— Given task —
Only the number is wanted: count the lines in the data with "inset" in them.

— Exercise input —
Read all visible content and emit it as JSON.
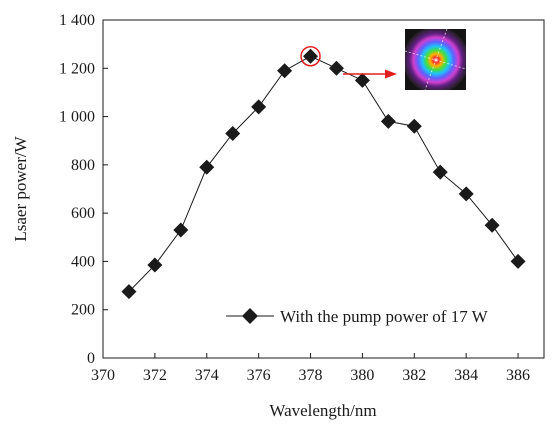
{
  "chart_data": {
    "type": "line",
    "xlabel": "Wavelength/nm",
    "ylabel": "Lsaer power/W",
    "xlim": [
      370,
      387
    ],
    "ylim": [
      0,
      1400
    ],
    "x_ticks": [
      370,
      372,
      374,
      376,
      378,
      380,
      382,
      384,
      386
    ],
    "x_tick_labels": [
      "370",
      "372",
      "374",
      "376",
      "378",
      "380",
      "382",
      "384",
      "386"
    ],
    "y_ticks": [
      0,
      200,
      400,
      600,
      800,
      1000,
      1200,
      1400
    ],
    "y_tick_labels": [
      "0",
      "200",
      "400",
      "600",
      "800",
      "1 000",
      "1 200",
      "1 400"
    ],
    "grid": false,
    "legend_position": "bottom-right",
    "series": [
      {
        "name": "With the pump power of 17 W",
        "marker": "diamond",
        "color": "#1a1a1a",
        "x": [
          371,
          372,
          373,
          374,
          375,
          376,
          377,
          378,
          379,
          380,
          381,
          382,
          383,
          384,
          385,
          386
        ],
        "y": [
          275,
          385,
          530,
          790,
          930,
          1040,
          1190,
          1250,
          1200,
          1150,
          980,
          960,
          770,
          680,
          550,
          400
        ]
      }
    ],
    "annotations": [
      {
        "type": "circle-highlight",
        "x": 378,
        "y": 1250,
        "color": "#e0201e"
      },
      {
        "type": "arrow-to-inset",
        "color": "#e0201e"
      },
      {
        "type": "inset-image",
        "description": "beam-profile"
      }
    ]
  }
}
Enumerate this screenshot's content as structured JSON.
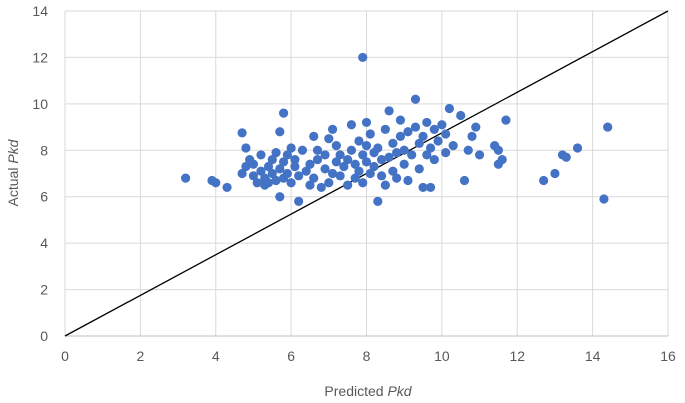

— The answer —
2